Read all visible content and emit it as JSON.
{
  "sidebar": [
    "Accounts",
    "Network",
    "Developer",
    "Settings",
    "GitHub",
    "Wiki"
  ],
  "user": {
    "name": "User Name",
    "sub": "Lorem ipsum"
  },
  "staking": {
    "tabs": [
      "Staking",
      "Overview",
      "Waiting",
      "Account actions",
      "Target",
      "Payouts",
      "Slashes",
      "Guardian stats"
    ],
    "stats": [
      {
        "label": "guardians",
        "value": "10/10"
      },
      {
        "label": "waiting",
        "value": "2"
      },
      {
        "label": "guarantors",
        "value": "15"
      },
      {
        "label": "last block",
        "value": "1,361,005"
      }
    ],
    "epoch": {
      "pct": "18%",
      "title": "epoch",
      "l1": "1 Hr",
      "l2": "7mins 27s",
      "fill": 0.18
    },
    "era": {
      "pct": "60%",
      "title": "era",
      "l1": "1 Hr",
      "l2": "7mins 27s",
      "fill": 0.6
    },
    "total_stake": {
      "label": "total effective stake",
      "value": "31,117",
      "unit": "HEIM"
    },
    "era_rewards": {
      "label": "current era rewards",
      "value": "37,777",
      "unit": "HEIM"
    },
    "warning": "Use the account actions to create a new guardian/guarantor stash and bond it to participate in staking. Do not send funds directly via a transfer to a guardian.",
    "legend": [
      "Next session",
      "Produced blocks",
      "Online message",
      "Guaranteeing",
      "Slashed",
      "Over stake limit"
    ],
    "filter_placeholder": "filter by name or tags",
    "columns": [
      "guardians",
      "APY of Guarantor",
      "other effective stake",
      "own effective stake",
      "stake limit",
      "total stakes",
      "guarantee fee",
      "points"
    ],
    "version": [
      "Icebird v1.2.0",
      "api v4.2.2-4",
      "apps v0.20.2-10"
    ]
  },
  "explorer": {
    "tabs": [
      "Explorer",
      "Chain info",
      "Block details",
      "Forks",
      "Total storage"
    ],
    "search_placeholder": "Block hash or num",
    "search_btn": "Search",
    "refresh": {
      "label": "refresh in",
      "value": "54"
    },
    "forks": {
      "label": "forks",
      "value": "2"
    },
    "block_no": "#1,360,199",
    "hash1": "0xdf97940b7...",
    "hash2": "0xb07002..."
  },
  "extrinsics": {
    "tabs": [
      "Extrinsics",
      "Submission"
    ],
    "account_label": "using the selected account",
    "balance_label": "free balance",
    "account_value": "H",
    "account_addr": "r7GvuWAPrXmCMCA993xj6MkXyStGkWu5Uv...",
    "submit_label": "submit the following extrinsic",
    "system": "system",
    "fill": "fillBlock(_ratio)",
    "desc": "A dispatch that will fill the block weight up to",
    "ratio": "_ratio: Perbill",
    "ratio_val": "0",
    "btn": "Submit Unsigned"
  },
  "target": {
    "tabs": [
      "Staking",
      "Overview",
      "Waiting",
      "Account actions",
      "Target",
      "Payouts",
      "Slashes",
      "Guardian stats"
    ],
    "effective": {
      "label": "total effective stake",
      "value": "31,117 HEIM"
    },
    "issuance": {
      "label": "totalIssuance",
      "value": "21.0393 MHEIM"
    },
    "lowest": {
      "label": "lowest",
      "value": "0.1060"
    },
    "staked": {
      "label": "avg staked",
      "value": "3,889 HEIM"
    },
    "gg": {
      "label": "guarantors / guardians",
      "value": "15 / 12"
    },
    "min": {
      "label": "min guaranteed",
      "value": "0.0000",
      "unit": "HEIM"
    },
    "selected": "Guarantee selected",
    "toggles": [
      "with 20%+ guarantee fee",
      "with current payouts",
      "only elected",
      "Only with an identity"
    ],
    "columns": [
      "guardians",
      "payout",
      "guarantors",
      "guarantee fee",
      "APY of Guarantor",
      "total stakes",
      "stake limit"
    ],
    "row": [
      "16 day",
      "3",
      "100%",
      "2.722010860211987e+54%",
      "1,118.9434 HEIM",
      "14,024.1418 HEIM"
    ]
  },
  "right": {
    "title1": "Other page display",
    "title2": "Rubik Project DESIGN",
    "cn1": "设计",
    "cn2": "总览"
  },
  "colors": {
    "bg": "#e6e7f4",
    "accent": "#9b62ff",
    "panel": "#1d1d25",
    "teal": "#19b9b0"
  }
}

• **Goal**
Write out the records above again, keeping each one identical to the original.

• **Reply**
Read all visible content and emit it as JSON.
{
  "sidebar": [
    "Accounts",
    "Network",
    "Developer",
    "Settings",
    "GitHub",
    "Wiki"
  ],
  "user": {
    "name": "User Name",
    "sub": "Lorem ipsum"
  },
  "staking": {
    "tabs": [
      "Staking",
      "Overview",
      "Waiting",
      "Account actions",
      "Target",
      "Payouts",
      "Slashes",
      "Guardian stats"
    ],
    "stats": [
      {
        "label": "guardians",
        "value": "10/10"
      },
      {
        "label": "waiting",
        "value": "2"
      },
      {
        "label": "guarantors",
        "value": "15"
      },
      {
        "label": "last block",
        "value": "1,361,005"
      }
    ],
    "epoch": {
      "pct": "18%",
      "title": "epoch",
      "l1": "1 Hr",
      "l2": "7mins 27s",
      "fill": 0.18
    },
    "era": {
      "pct": "60%",
      "title": "era",
      "l1": "1 Hr",
      "l2": "7mins 27s",
      "fill": 0.6
    },
    "total_stake": {
      "label": "total effective stake",
      "value": "31,117",
      "unit": "HEIM"
    },
    "era_rewards": {
      "label": "current era rewards",
      "value": "37,777",
      "unit": "HEIM"
    },
    "warning": "Use the account actions to create a new guardian/guarantor stash and bond it to participate in staking. Do not send funds directly via a transfer to a guardian.",
    "legend": [
      "Next session",
      "Produced blocks",
      "Online message",
      "Guaranteeing",
      "Slashed",
      "Over stake limit"
    ],
    "filter_placeholder": "filter by name or tags",
    "columns": [
      "guardians",
      "APY of Guarantor",
      "other effective stake",
      "own effective stake",
      "stake limit",
      "total stakes",
      "guarantee fee",
      "points"
    ],
    "version": [
      "Icebird v1.2.0",
      "api v4.2.2-4",
      "apps v0.20.2-10"
    ]
  },
  "explorer": {
    "tabs": [
      "Explorer",
      "Chain info",
      "Block details",
      "Forks",
      "Total storage"
    ],
    "search_placeholder": "Block hash or num",
    "search_btn": "Search",
    "refresh": {
      "label": "refresh in",
      "value": "54"
    },
    "forks": {
      "label": "forks",
      "value": "2"
    },
    "block_no": "#1,360,199",
    "hash1": "0xdf97940b7...",
    "hash2": "0xb07002..."
  },
  "extrinsics": {
    "tabs": [
      "Extrinsics",
      "Submission"
    ],
    "account_label": "using the selected account",
    "balance_label": "free balance",
    "account_value": "H",
    "account_addr": "r7GvuWAPrXmCMCA993xj6MkXyStGkWu5Uv...",
    "submit_label": "submit the following extrinsic",
    "system": "system",
    "fill": "fillBlock(_ratio)",
    "desc": "A dispatch that will fill the block weight up to",
    "ratio": "_ratio: Perbill",
    "ratio_val": "0",
    "btn": "Submit Unsigned"
  },
  "target": {
    "tabs": [
      "Staking",
      "Overview",
      "Waiting",
      "Account actions",
      "Target",
      "Payouts",
      "Slashes",
      "Guardian stats"
    ],
    "effective": {
      "label": "total effective stake",
      "value": "31,117 HEIM"
    },
    "issuance": {
      "label": "totalIssuance",
      "value": "21.0393 MHEIM"
    },
    "lowest": {
      "label": "lowest",
      "value": "0.1060"
    },
    "staked": {
      "label": "avg staked",
      "value": "3,889 HEIM"
    },
    "gg": {
      "label": "guarantors / guardians",
      "value": "15 / 12"
    },
    "min": {
      "label": "min guaranteed",
      "value": "0.0000",
      "unit": "HEIM"
    },
    "selected": "Guarantee selected",
    "toggles": [
      "with 20%+ guarantee fee",
      "with current payouts",
      "only elected",
      "Only with an identity"
    ],
    "columns": [
      "guardians",
      "payout",
      "guarantors",
      "guarantee fee",
      "APY of Guarantor",
      "total stakes",
      "stake limit"
    ],
    "row": [
      "16 day",
      "3",
      "100%",
      "2.722010860211987e+54%",
      "1,118.9434 HEIM",
      "14,024.1418 HEIM"
    ]
  },
  "right": {
    "title1": "Other page display",
    "title2": "Rubik Project DESIGN",
    "cn1": "设计",
    "cn2": "总览"
  },
  "colors": {
    "bg": "#e6e7f4",
    "accent": "#9b62ff",
    "panel": "#1d1d25",
    "teal": "#19b9b0"
  }
}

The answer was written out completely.